## What is asked
Find the line with "Convert this document image to plain text.", then retype it and each later line through the last, exactly. Leave out pictures.

## Recorded data
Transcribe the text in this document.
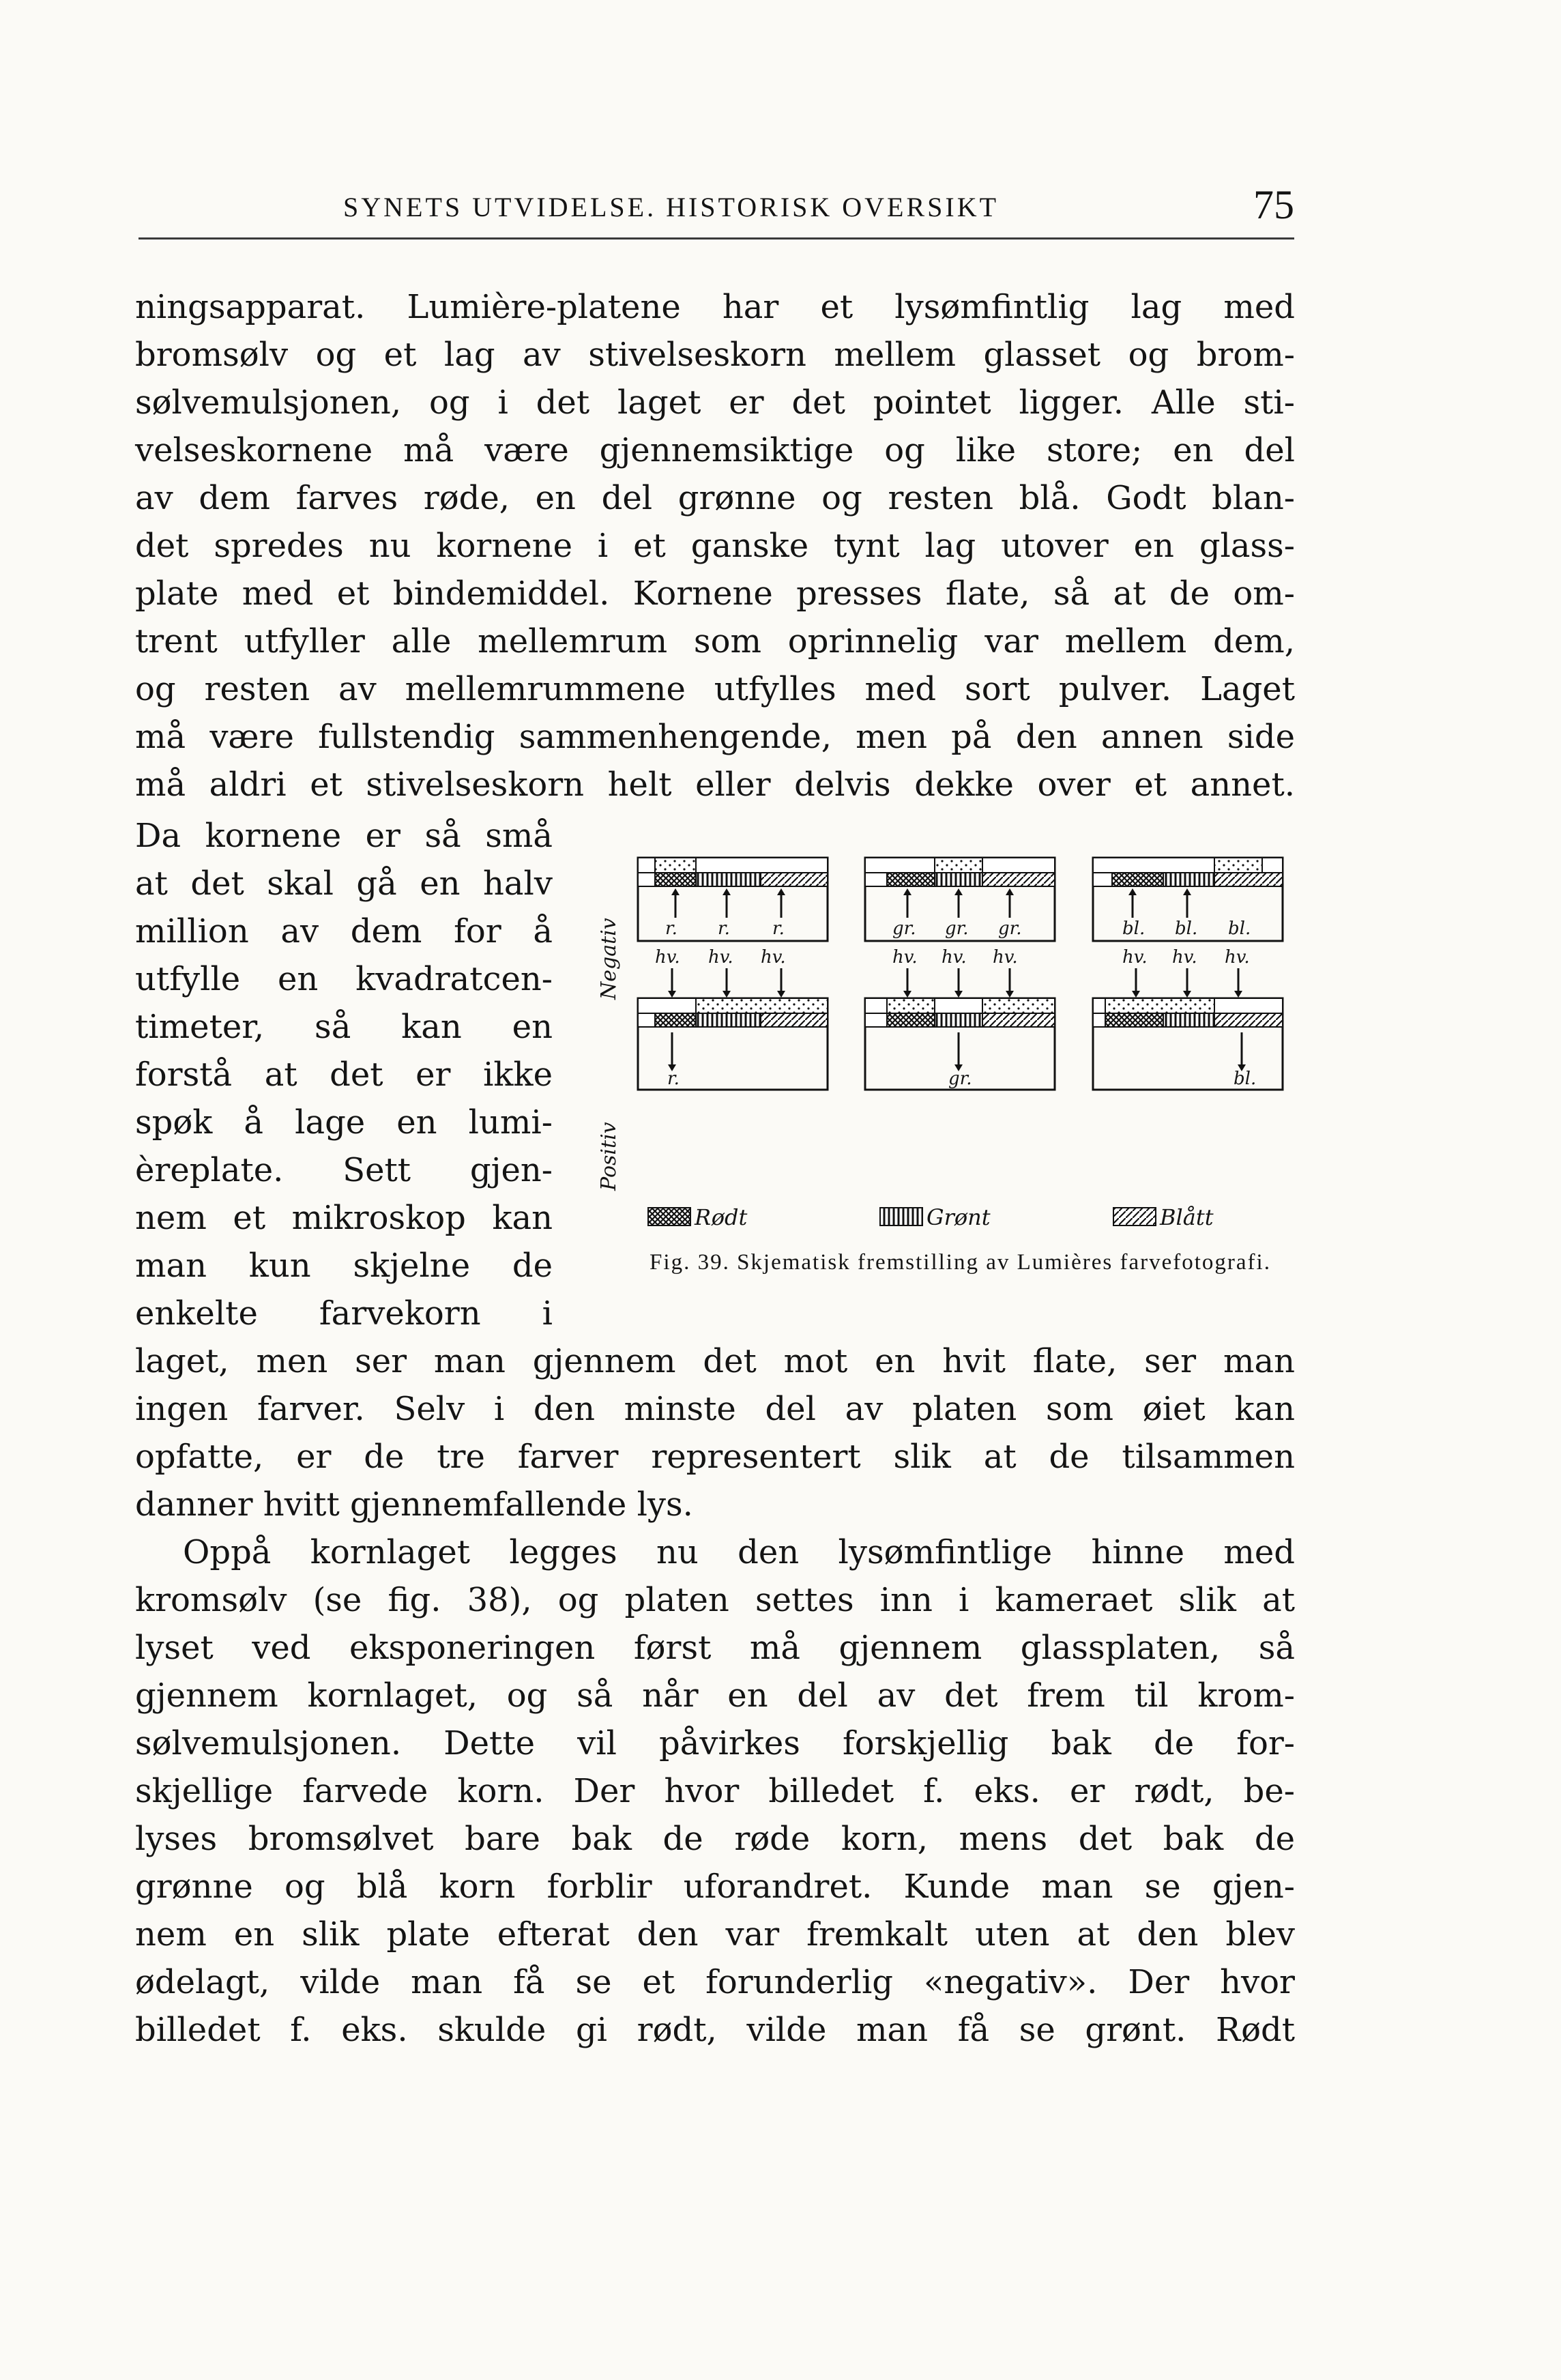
SYNETS UTVIDELSE. HISTORISK OVERSIKT	75
ningsapparat. Lumière-platene har et lysømfintlig lag med
bromsølv og et lag av stivelseskorn mellem glasset og brom-
sølvemulsjonen, og i det laget er det pointet ligger. Alle sti-
velseskornene må være gjennemsiktige og like store; en del
av dem farves røde, en del grønne og resten blå. Godt blan-
det spredes nu kornene i et ganske tynt lag utover en glass-
plate med et bindemiddel. Kornene presses flate, så at de om-
trent utfyller alle mellemrum som oprinnelig var mellem dem,
og resten av mellemrummene utfylles med sort pulver. Laget
må være fullstendig sammenhengende, men på den annen side
må aldri et stivelseskorn helt eller delvis dekke over et annet.
Da kornene er så små
at det skal gå en halv
million av dem for å
utfylle en kvadratcen-
timeter, så kan en
forstå at det er ikke
spøk å lage en lumi-
èreplate. Sett gjen-
nem et mikroskop kan
man kun skjelne de
enkelte farvekorn i
Negativ
Positiv
r. r. r.
hv. hv. hv.
r.
gr. gr. gr.
hv. hv. hv.
gr.
bl. bl. bl.
hv. hv. hv.
bl.
Rødt	Grønt	Blått
Fig. 39. Skjematisk fremstilling av Lumières farvefotografi.
laget, men ser man gjennem det mot en hvit flate, ser man
ingen farver. Selv i den minste del av platen som øiet kan
opfatte, er de tre farver representert slik at de tilsammen
danner hvitt gjennemfallende lys.
Oppå kornlaget legges nu den lysømfintlige hinne med
kromsølv (se fig. 38), og platen settes inn i kameraet slik at
lyset ved eksponeringen først må gjennem glassplaten, så
gjennem kornlaget, og så når en del av det frem til krom-
sølvemulsjonen. Dette vil påvirkes forskjellig bak de for-
skjellige farvede korn. Der hvor billedet f. eks. er rødt, be-
lyses bromsølvet bare bak de røde korn, mens det bak de
grønne og blå korn forblir uforandret. Kunde man se gjen-
nem en slik plate efterat den var fremkalt uten at den blev
ødelagt, vilde man få se et forunderlig «negativ». Der hvor
billedet f. eks. skulde gi rødt, vilde man få se grønt. Rødt
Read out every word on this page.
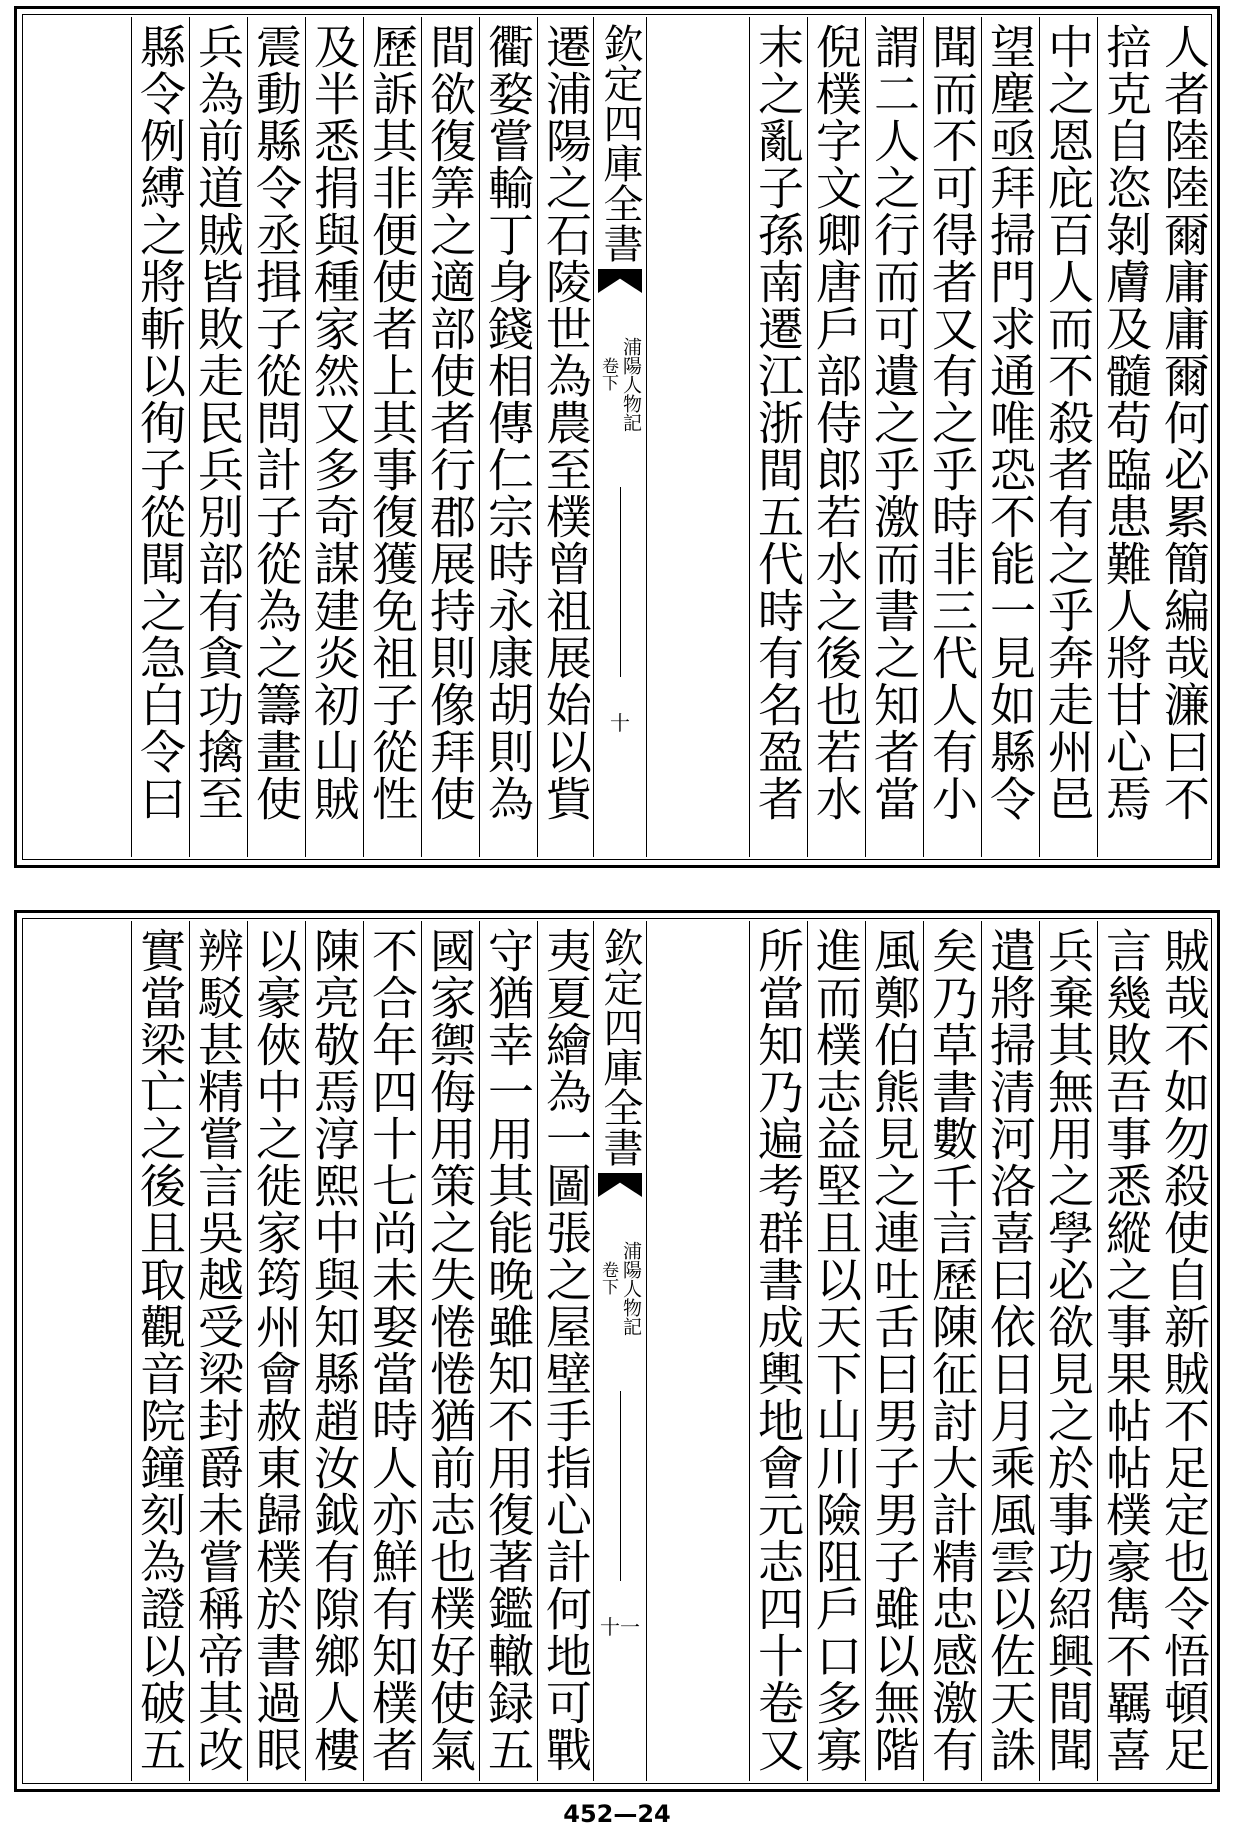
人者陸陸爾庸庸爾何必累簡編哉濂曰不
掊克自恣剝膚及髓苟臨患難人將甘心焉
中之恩庇百人而不殺者有之乎奔走州邑
望塵亟拜掃門求通唯恐不能一見如縣令
聞而不可得者又有之乎時非三代人有小
謂二人之行而可遺之乎激而書之知者當
倪樸字文卿唐戶部侍郎若水之後也若水
末之亂子孫南遷江浙間五代時有名盈者
欽定四庫全書
浦陽人物記
卷下
十
遷浦陽之石陵世為農至樸曾祖展始以貲
衢婺嘗輸丁身錢相傳仁宗時永康胡則為
間欲復筭之適部使者行郡展持則像拜使
歷訴其非便使者上其事復獲免祖子從性
及半悉捐與種家然又多奇謀建炎初山賊
震動縣令丞揖子從問計子從為之籌畫使
兵為前道賊皆敗走民兵別部有貪功擒至
縣令例縛之將斬以徇子從聞之急白令曰
賊哉不如勿殺使自新賊不足定也令悟頓足
言幾敗吾事悉縱之事果帖帖樸豪雋不羈喜
兵棄其無用之學必欲見之於事功紹興間聞
遣將掃清河洛喜曰依日月乘風雲以佐天誅
矣乃草書數千言歷陳征討大計精忠感激有
風鄭伯熊見之連吐舌曰男子男子雖以無階
進而樸志益堅且以天下山川險阻戶口多寡
所當知乃遍考群書成輿地會元志四十卷又
欽定四庫全書
浦陽人物記
卷下
十一
夷夏繪為一圖張之屋壁手指心計何地可戰
守猶幸一用其能晚雖知不用復著鑑轍録五
國家禦侮用策之失惓惓猶前志也樸好使氣
不合年四十七尚未娶當時人亦鮮有知樸者
陳亮敬焉淳熙中與知縣趙汝鉞有隙鄉人樓
以豪俠中之徙家筠州會赦東歸樸於書過眼
辨駁甚精嘗言吳越受梁封爵未嘗稱帝其改
實當梁亡之後且取觀音院鐘刻為證以破五
452—24
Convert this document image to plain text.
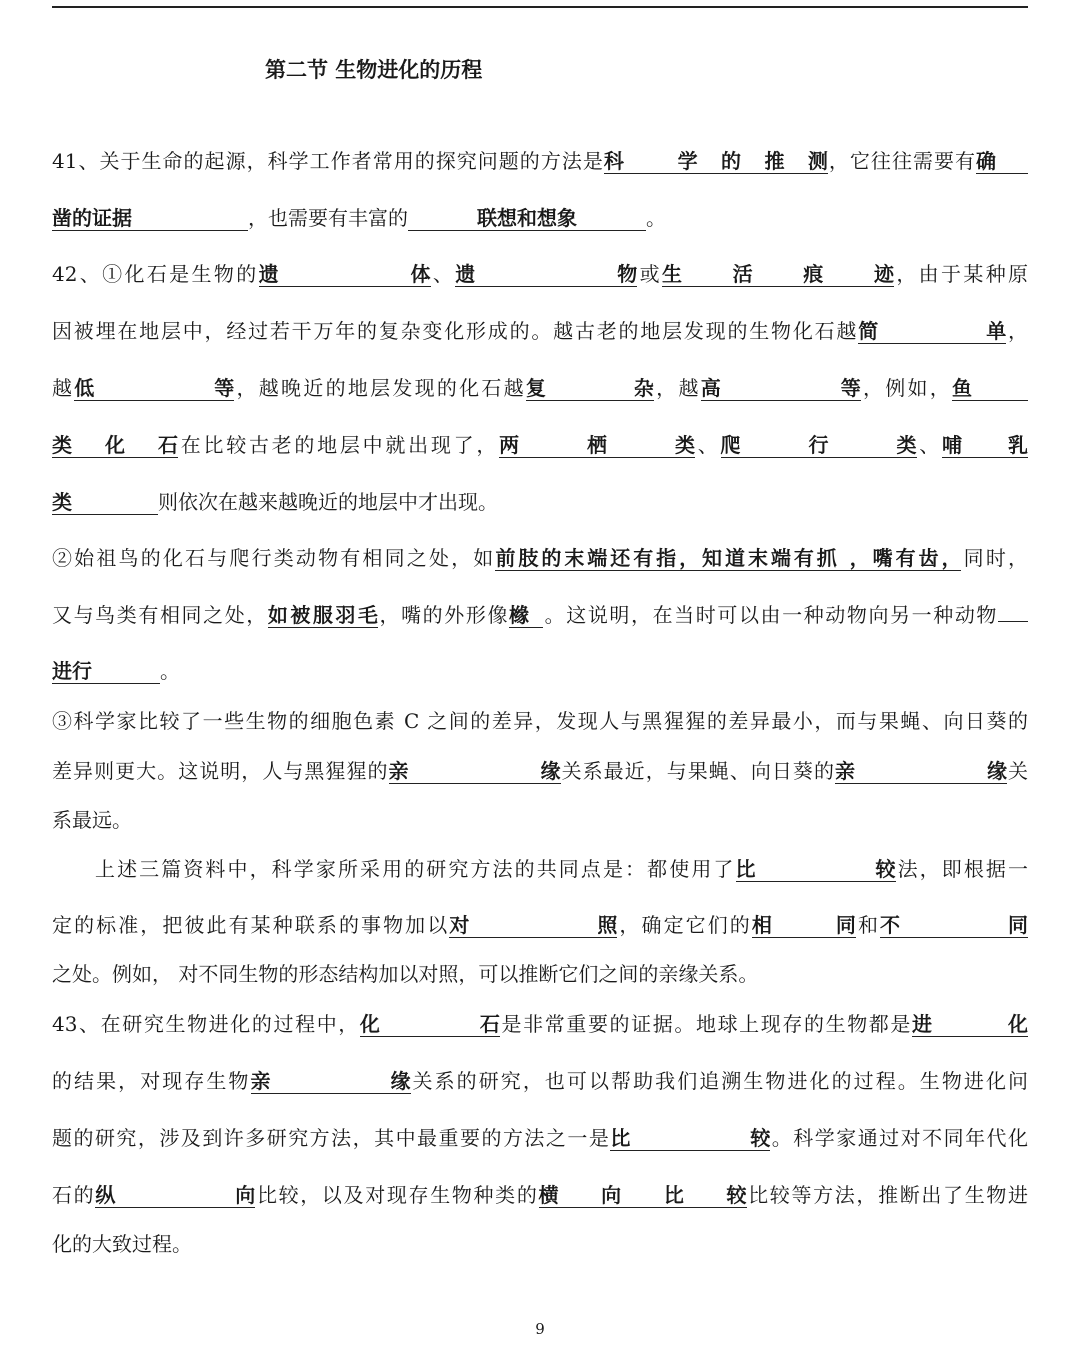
第二节 生物进化的历程
41、关于生命的起源，科学工作者常用的探究问题的方法是科 学的推测，它往往需要有确
凿的证据	，也需要有丰富的	联想和想象	。
42、①化石是生物的遗体、遗物或生活痕迹，由于某种原
因被埋在地层中，经过若干万年的复杂变化形成的。越古老的地层发现的生物化石越简单，
越低等，越晚近的地层发现的化石越复杂，越高等，例如，鱼
类化石在比较古老的地层中就出现了，两栖类、爬行类、哺乳
类	则依次在越来越晚近的地层中才出现。
②始祖鸟的化石与爬行类动物有相同之处，如前肢的末端还有指，知道末端有抓 ，嘴有齿，同时，
又与鸟类有相同之处，如被服羽毛，嘴的外形像橼 。这说明，在当时可以由一种动物向另一种动物
进行	。
③科学家比较了一些生物的细胞色素 C 之间的差异，发现人与黑猩猩的差异最小，而与果蝇、向日葵的
差异则更大。这说明，人与黑猩猩的亲缘关系最近，与果蝇、向日葵的亲缘关
系最远。
上述三篇资料中，科学家所采用的研究方法的共同点是：都使用了比较法，即根据一
定的标准，把彼此有某种联系的事物加以对照，确定它们的相同和不同
之处。例如， 对不同生物的形态结构加以对照，可以推断它们之间的亲缘关系。
43、在研究生物进化的过程中，化石是非常重要的证据。地球上现存的生物都是进化
的结果，对现存生物亲缘关系的研究，也可以帮助我们追溯生物进化的过程。生物进化问
题的研究，涉及到许多研究方法，其中最重要的方法之一是比较。科学家通过对不同年代化
石的纵向比较，以及对现存生物种类的横向比较比较等方法，推断出了生物进
化的大致过程。
9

## Output
Convert this document image to plain text.
第二节 生物进化的历程
41、关于生命的起源，科学工作者常用的探究问题的方法是科 学的推测，它往往需要有确
凿的证据	，也需要有丰富的	联想和想象	。
42、①化石是生物的遗体、遗物或生活痕迹，由于某种原
因被埋在地层中，经过若干万年的复杂变化形成的。越古老的地层发现的生物化石越简单，
越低等，越晚近的地层发现的化石越复杂，越高等，例如，鱼
类化石在比较古老的地层中就出现了，两栖类、爬行类、哺乳
类	则依次在越来越晚近的地层中才出现。
②始祖鸟的化石与爬行类动物有相同之处，如前肢的末端还有指，知道末端有抓 ，嘴有齿，同时，
又与鸟类有相同之处，如被服羽毛，嘴的外形像橼 。这说明，在当时可以由一种动物向另一种动物
进行	。
③科学家比较了一些生物的细胞色素 C 之间的差异，发现人与黑猩猩的差异最小，而与果蝇、向日葵的
差异则更大。这说明，人与黑猩猩的亲缘关系最近，与果蝇、向日葵的亲缘关
系最远。
上述三篇资料中，科学家所采用的研究方法的共同点是：都使用了比较法，即根据一
定的标准，把彼此有某种联系的事物加以对照，确定它们的相同和不同
之处。例如， 对不同生物的形态结构加以对照，可以推断它们之间的亲缘关系。
43、在研究生物进化的过程中，化石是非常重要的证据。地球上现存的生物都是进化
的结果，对现存生物亲缘关系的研究，也可以帮助我们追溯生物进化的过程。生物进化问
题的研究，涉及到许多研究方法，其中最重要的方法之一是比较。科学家通过对不同年代化
石的纵向比较，以及对现存生物种类的横向比较比较等方法，推断出了生物进
化的大致过程。
9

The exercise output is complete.